* Tarefa breve 1
Copie na íntegra o trecho sobre os modelos de solução de conflitos criminais.

* Trecho do documento

****************************************

Continua atual a comparação entre os modelos de solução de conflitos criminais e a adoção, inegável, da chamada “Justiça penal negociada” como forma concorrente de solução dos problemas apresentados com a prática criminosa, seja ela individual, ou sob a forma organizada.
De acordo com a doutrina existem três modelos de solução de conflitos criminais: o modelo dissuasório ou clássico, o ressocializador; e o modelo consensuado O modelo clássico, fundado exclusivamente na resposta punitiva-retributiva estatal, trata o direito punitivo penal como o único meio de reprovação e prevenção de delitos.
O modelo ressocializador, por sua vez, atribui à pena privativa de liberdade a eficácia máxima de combate à criminalidade, por meio da ideia de prevenção especial positiva, que se alcança com a ressocialização do infrator.
Já o modelo consensuado é classificado como restaurativo, quando se alcança a reparação dos danos à vítima como forma de pacificação social; ou negociado, quando a solução do conflito de interesses, que envolve a tutela do Direito Penal, se alcança por meio da colaboração do acusado no curso do processo, em troca de imunidades processuais e mesmo materiais.

****************************************

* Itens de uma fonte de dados

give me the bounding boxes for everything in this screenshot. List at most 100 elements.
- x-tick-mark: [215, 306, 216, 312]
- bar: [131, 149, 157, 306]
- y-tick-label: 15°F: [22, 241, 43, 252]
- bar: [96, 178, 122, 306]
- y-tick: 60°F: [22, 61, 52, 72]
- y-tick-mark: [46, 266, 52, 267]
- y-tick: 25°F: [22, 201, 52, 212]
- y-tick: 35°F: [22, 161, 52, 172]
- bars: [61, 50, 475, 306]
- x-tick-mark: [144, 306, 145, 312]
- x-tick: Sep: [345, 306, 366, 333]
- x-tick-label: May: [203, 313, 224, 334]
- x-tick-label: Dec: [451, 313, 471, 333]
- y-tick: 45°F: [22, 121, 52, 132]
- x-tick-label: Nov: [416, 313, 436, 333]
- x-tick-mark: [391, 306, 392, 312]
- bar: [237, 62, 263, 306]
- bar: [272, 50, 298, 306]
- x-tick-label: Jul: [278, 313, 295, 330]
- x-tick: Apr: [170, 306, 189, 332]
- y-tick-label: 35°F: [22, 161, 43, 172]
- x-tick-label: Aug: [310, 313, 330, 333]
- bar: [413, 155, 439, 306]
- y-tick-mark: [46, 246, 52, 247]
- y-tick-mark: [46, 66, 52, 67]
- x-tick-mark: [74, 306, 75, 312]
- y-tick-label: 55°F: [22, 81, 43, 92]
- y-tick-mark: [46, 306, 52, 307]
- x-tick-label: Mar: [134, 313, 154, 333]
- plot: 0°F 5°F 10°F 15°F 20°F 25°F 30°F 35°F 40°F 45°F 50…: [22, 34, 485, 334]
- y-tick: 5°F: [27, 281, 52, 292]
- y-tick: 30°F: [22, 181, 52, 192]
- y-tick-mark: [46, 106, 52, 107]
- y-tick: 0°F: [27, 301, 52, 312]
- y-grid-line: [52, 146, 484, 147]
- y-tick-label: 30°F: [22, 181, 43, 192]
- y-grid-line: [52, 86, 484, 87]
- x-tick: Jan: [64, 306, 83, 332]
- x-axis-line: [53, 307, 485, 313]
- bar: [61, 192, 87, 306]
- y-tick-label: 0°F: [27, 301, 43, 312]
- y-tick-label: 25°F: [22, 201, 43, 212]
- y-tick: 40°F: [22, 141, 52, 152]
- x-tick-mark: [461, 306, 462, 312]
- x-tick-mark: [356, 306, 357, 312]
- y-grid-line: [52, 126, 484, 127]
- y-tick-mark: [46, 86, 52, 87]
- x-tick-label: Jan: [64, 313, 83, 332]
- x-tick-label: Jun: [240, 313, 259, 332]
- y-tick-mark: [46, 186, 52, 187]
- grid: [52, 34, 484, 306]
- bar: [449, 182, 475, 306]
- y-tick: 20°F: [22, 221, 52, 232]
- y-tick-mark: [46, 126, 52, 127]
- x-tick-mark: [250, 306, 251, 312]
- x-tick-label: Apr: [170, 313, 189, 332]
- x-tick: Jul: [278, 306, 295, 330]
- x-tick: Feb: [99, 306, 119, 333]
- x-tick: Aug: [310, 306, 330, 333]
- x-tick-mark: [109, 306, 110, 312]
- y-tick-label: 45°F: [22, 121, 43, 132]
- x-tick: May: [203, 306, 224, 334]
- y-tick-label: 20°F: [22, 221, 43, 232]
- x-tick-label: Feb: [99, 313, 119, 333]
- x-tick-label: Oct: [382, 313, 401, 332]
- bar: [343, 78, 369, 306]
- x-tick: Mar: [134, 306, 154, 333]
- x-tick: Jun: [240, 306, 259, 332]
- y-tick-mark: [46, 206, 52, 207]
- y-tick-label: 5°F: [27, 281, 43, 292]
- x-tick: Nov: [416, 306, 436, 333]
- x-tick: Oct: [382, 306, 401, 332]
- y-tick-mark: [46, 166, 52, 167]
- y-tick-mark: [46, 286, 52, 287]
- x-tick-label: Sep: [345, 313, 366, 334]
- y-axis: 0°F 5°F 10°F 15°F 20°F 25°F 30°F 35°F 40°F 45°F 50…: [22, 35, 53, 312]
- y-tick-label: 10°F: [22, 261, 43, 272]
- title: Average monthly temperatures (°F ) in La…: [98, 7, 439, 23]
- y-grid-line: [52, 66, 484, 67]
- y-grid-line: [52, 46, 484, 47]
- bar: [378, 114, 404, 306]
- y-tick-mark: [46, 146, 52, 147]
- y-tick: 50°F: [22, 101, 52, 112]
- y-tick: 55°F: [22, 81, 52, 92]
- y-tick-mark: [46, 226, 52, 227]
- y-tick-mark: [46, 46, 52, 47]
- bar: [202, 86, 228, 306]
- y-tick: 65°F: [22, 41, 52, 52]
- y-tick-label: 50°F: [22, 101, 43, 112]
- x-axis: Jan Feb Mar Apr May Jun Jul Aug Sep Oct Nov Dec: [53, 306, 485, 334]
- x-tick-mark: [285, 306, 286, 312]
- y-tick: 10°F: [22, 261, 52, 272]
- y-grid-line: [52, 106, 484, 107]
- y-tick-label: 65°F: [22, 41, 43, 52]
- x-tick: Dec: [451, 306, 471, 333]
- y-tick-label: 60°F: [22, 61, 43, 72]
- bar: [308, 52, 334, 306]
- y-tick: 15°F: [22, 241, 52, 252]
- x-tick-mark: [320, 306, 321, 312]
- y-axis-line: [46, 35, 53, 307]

****************************************

* Tarefa breve 2
Apresente em forma de lista numerada somente o intervalo da listagem que vai do seu início até a linha que contém "- x-tick-label: Dec: [451, 313, 471, 333]", incluindo ambas as extremidades. Omita as linhas em branco.

* Resposta completa 1
Continua atual a comparação entre os modelos de solução de conflitos criminais e a adoção, inegável, da chamada “Justiça penal negociada” como forma concorrente de solução dos problemas apresentados com a prática criminosa, seja ela individual, ou sob a forma organizada.
De acordo com a doutrina existem três modelos de solução de conflitos criminais: o modelo dissuasório ou clássico, o ressocializador; e o modelo consensuado O modelo clássico, fundado exclusivamente na resposta punitiva-retributiva estatal, trata o direito punitivo penal como o único meio de reprovação e prevenção de delitos.
O modelo ressocializador, por sua vez, atribui à pena privativa de liberdade a eficácia máxima de combate à criminalidade, por meio da ideia de prevenção especial positiva, que se alcança com a ressocialização do infrator.
Já o modelo consensuado é classificado como restaurativo, quando se alcança a reparação dos danos à vítima como forma de pacificação social; ou negociado, quando a solução do conflito de interesses, que envolve a tutela do Direito Penal, se alcança por meio da colaboração do acusado no curso do processo, em troca de imunidades processuais e mesmo materiais.

* Resposta completa 2
1. give me the bounding boxes for everything in this screenshot. List at most 100 elements.
2. - x-tick-mark: [215, 306, 216, 312]
3. - bar: [131, 149, 157, 306]
4. - y-tick-label: 15°F: [22, 241, 43, 252]
5. - bar: [96, 178, 122, 306]
6. - y-tick: 60°F: [22, 61, 52, 72]
7. - y-tick-mark: [46, 266, 52, 267]
8. - y-tick: 25°F: [22, 201, 52, 212]
9. - y-tick: 35°F: [22, 161, 52, 172]
10. - bars: [61, 50, 475, 306]
11. - x-tick-mark: [144, 306, 145, 312]
12. - x-tick: Sep: [345, 306, 366, 333]
13. - x-tick-label: May: [203, 313, 224, 334]
14. - x-tick-label: Dec: [451, 313, 471, 333]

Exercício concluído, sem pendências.